***** TASK DATA

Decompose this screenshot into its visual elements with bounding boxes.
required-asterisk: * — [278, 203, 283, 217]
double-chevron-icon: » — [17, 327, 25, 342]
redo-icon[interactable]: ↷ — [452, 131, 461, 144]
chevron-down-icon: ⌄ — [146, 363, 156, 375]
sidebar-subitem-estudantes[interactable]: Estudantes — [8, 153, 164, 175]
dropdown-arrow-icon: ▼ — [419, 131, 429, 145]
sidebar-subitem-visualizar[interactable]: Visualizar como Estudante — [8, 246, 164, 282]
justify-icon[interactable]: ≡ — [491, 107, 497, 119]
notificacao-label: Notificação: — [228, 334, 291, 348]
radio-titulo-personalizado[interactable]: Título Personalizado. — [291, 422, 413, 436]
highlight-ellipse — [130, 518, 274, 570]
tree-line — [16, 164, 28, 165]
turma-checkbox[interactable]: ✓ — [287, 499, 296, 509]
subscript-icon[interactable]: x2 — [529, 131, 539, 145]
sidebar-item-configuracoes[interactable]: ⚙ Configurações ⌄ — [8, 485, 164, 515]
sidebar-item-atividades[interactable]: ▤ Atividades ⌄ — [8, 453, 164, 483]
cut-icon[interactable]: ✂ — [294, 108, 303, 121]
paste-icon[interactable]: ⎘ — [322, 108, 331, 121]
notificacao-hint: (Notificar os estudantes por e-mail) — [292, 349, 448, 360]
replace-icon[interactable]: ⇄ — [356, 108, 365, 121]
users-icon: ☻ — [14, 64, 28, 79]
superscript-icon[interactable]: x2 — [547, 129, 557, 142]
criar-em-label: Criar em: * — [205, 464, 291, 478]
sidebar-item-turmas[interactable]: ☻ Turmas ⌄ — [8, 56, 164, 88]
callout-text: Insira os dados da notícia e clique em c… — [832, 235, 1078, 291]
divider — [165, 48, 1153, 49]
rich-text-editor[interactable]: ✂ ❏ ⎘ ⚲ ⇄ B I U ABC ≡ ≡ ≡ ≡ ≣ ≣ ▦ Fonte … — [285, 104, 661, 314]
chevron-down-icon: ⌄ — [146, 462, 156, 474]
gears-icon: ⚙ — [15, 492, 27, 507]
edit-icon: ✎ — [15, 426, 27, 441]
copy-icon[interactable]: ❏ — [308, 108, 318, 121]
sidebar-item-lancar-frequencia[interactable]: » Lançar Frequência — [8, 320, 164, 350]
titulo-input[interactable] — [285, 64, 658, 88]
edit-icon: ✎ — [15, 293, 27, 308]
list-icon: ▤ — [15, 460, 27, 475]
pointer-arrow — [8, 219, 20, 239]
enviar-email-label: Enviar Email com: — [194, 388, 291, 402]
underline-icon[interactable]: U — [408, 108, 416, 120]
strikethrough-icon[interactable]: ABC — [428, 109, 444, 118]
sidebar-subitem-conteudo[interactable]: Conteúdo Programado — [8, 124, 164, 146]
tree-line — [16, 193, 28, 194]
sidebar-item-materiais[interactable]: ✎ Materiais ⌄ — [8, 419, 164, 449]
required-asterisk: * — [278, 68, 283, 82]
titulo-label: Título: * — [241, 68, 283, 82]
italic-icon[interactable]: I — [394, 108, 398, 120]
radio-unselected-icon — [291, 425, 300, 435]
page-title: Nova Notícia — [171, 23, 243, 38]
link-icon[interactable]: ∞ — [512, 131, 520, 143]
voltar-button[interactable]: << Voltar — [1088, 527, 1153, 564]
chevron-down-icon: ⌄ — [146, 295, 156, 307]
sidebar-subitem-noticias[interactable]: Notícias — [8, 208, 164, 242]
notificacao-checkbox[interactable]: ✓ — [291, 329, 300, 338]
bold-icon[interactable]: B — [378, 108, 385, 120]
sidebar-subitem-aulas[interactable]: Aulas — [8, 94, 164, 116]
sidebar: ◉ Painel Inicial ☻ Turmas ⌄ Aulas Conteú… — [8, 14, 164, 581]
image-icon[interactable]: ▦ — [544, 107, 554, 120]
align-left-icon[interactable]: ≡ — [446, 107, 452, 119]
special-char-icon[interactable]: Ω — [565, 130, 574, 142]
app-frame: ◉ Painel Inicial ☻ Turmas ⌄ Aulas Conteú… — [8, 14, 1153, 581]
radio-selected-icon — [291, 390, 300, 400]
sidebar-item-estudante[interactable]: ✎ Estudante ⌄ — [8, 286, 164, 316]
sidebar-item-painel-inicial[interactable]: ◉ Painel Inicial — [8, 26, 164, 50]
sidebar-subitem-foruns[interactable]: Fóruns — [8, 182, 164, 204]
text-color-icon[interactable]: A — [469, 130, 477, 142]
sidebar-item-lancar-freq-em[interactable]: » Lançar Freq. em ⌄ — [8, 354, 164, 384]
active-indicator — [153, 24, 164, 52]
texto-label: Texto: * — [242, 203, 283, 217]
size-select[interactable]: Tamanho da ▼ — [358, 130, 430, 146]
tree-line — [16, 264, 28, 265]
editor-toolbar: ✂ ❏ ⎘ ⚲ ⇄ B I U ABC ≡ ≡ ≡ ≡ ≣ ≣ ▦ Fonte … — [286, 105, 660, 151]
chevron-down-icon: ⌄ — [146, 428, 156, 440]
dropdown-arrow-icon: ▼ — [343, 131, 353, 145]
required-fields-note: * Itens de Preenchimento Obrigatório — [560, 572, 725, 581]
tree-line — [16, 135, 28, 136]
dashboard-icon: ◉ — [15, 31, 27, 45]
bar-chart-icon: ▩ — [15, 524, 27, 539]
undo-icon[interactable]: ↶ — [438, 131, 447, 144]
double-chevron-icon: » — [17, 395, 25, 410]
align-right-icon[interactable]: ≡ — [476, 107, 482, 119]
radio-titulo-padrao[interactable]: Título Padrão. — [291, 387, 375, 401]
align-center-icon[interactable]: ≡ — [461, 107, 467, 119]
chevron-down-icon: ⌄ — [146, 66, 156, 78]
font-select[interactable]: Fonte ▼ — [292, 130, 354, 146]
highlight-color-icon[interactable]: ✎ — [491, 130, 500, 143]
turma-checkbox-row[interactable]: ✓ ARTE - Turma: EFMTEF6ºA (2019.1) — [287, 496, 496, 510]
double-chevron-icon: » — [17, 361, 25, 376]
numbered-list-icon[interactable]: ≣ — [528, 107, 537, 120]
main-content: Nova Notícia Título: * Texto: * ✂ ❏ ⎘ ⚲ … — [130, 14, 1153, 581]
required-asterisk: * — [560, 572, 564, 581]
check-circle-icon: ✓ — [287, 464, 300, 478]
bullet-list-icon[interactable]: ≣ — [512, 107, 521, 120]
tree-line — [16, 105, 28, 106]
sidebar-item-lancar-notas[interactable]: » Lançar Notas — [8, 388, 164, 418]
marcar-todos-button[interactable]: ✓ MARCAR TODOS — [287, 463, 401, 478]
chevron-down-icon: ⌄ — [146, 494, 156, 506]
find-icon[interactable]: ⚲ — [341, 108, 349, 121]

**********

WHAT THE TASK REQUIRES
Copy every one of the entries above line for line, without changing anything.

CORRECT ANSWER
Decompose this screenshot into its visual elements with bounding boxes.
required-asterisk: * — [278, 203, 283, 217]
double-chevron-icon: » — [17, 327, 25, 342]
redo-icon[interactable]: ↷ — [452, 131, 461, 144]
chevron-down-icon: ⌄ — [146, 363, 156, 375]
sidebar-subitem-estudantes[interactable]: Estudantes — [8, 153, 164, 175]
dropdown-arrow-icon: ▼ — [419, 131, 429, 145]
sidebar-subitem-visualizar[interactable]: Visualizar como Estudante — [8, 246, 164, 282]
justify-icon[interactable]: ≡ — [491, 107, 497, 119]
notificacao-label: Notificação: — [228, 334, 291, 348]
radio-titulo-personalizado[interactable]: Título Personalizado. — [291, 422, 413, 436]
highlight-ellipse — [130, 518, 274, 570]
tree-line — [16, 164, 28, 165]
turma-checkbox[interactable]: ✓ — [287, 499, 296, 509]
subscript-icon[interactable]: x2 — [529, 131, 539, 145]
sidebar-item-configuracoes[interactable]: ⚙ Configurações ⌄ — [8, 485, 164, 515]
sidebar-item-atividades[interactable]: ▤ Atividades ⌄ — [8, 453, 164, 483]
cut-icon[interactable]: ✂ — [294, 108, 303, 121]
paste-icon[interactable]: ⎘ — [322, 108, 331, 121]
notificacao-hint: (Notificar os estudantes por e-mail) — [292, 349, 448, 360]
replace-icon[interactable]: ⇄ — [356, 108, 365, 121]
users-icon: ☻ — [14, 64, 28, 79]
superscript-icon[interactable]: x2 — [547, 129, 557, 142]
criar-em-label: Criar em: * — [205, 464, 291, 478]
sidebar-item-turmas[interactable]: ☻ Turmas ⌄ — [8, 56, 164, 88]
callout-text: Insira os dados da notícia e clique em c… — [832, 235, 1078, 291]
divider — [165, 48, 1153, 49]
rich-text-editor[interactable]: ✂ ❏ ⎘ ⚲ ⇄ B I U ABC ≡ ≡ ≡ ≡ ≣ ≣ ▦ Fonte … — [285, 104, 661, 314]
chevron-down-icon: ⌄ — [146, 462, 156, 474]
gears-icon: ⚙ — [15, 492, 27, 507]
edit-icon: ✎ — [15, 426, 27, 441]
copy-icon[interactable]: ❏ — [308, 108, 318, 121]
sidebar-item-lancar-frequencia[interactable]: » Lançar Frequência — [8, 320, 164, 350]
titulo-input[interactable] — [285, 64, 658, 88]
edit-icon: ✎ — [15, 293, 27, 308]
list-icon: ▤ — [15, 460, 27, 475]
pointer-arrow — [8, 219, 20, 239]
enviar-email-label: Enviar Email com: — [194, 388, 291, 402]
underline-icon[interactable]: U — [408, 108, 416, 120]
strikethrough-icon[interactable]: ABC — [428, 109, 444, 118]
sidebar-subitem-conteudo[interactable]: Conteúdo Programado — [8, 124, 164, 146]
tree-line — [16, 193, 28, 194]
sidebar-item-materiais[interactable]: ✎ Materiais ⌄ — [8, 419, 164, 449]
required-asterisk: * — [278, 68, 283, 82]
titulo-label: Título: * — [241, 68, 283, 82]
italic-icon[interactable]: I — [394, 108, 398, 120]
radio-unselected-icon — [291, 425, 300, 435]
page-title: Nova Notícia — [171, 23, 243, 38]
link-icon[interactable]: ∞ — [512, 131, 520, 143]
voltar-button[interactable]: << Voltar — [1088, 527, 1153, 564]
chevron-down-icon: ⌄ — [146, 295, 156, 307]
sidebar-subitem-noticias[interactable]: Notícias — [8, 208, 164, 242]
notificacao-checkbox[interactable]: ✓ — [291, 329, 300, 338]
bold-icon[interactable]: B — [378, 108, 385, 120]
sidebar-subitem-aulas[interactable]: Aulas — [8, 94, 164, 116]
sidebar: ◉ Painel Inicial ☻ Turmas ⌄ Aulas Conteú… — [8, 14, 164, 581]
image-icon[interactable]: ▦ — [544, 107, 554, 120]
align-left-icon[interactable]: ≡ — [446, 107, 452, 119]
special-char-icon[interactable]: Ω — [565, 130, 574, 142]
app-frame: ◉ Painel Inicial ☻ Turmas ⌄ Aulas Conteú… — [8, 14, 1153, 581]
radio-selected-icon — [291, 390, 300, 400]
sidebar-item-estudante[interactable]: ✎ Estudante ⌄ — [8, 286, 164, 316]
sidebar-item-painel-inicial[interactable]: ◉ Painel Inicial — [8, 26, 164, 50]
sidebar-subitem-foruns[interactable]: Fóruns — [8, 182, 164, 204]
text-color-icon[interactable]: A — [469, 130, 477, 142]
sidebar-item-lancar-freq-em[interactable]: » Lançar Freq. em ⌄ — [8, 354, 164, 384]
active-indicator — [153, 24, 164, 52]
texto-label: Texto: * — [242, 203, 283, 217]
size-select[interactable]: Tamanho da ▼ — [358, 130, 430, 146]
tree-line — [16, 264, 28, 265]
editor-toolbar: ✂ ❏ ⎘ ⚲ ⇄ B I U ABC ≡ ≡ ≡ ≡ ≣ ≣ ▦ Fonte … — [286, 105, 660, 151]
chevron-down-icon: ⌄ — [146, 428, 156, 440]
dropdown-arrow-icon: ▼ — [343, 131, 353, 145]
required-fields-note: * Itens de Preenchimento Obrigatório — [560, 572, 725, 581]
tree-line — [16, 135, 28, 136]
dashboard-icon: ◉ — [15, 31, 27, 45]
bar-chart-icon: ▩ — [15, 524, 27, 539]
undo-icon[interactable]: ↶ — [438, 131, 447, 144]
double-chevron-icon: » — [17, 395, 25, 410]
align-right-icon[interactable]: ≡ — [476, 107, 482, 119]
radio-titulo-padrao[interactable]: Título Padrão. — [291, 387, 375, 401]
align-center-icon[interactable]: ≡ — [461, 107, 467, 119]
chevron-down-icon: ⌄ — [146, 66, 156, 78]
font-select[interactable]: Fonte ▼ — [292, 130, 354, 146]
highlight-color-icon[interactable]: ✎ — [491, 130, 500, 143]
turma-checkbox-row[interactable]: ✓ ARTE - Turma: EFMTEF6ºA (2019.1) — [287, 496, 496, 510]
double-chevron-icon: » — [17, 361, 25, 376]
numbered-list-icon[interactable]: ≣ — [528, 107, 537, 120]
main-content: Nova Notícia Título: * Texto: * ✂ ❏ ⎘ ⚲ … — [130, 14, 1153, 581]
required-asterisk: * — [560, 572, 564, 581]
check-circle-icon: ✓ — [287, 464, 300, 478]
bullet-list-icon[interactable]: ≣ — [512, 107, 521, 120]
tree-line — [16, 105, 28, 106]
sidebar-item-lancar-notas[interactable]: » Lançar Notas — [8, 388, 164, 418]
marcar-todos-button[interactable]: ✓ MARCAR TODOS — [287, 463, 401, 478]
chevron-down-icon: ⌄ — [146, 494, 156, 506]
find-icon[interactable]: ⚲ — [341, 108, 349, 121]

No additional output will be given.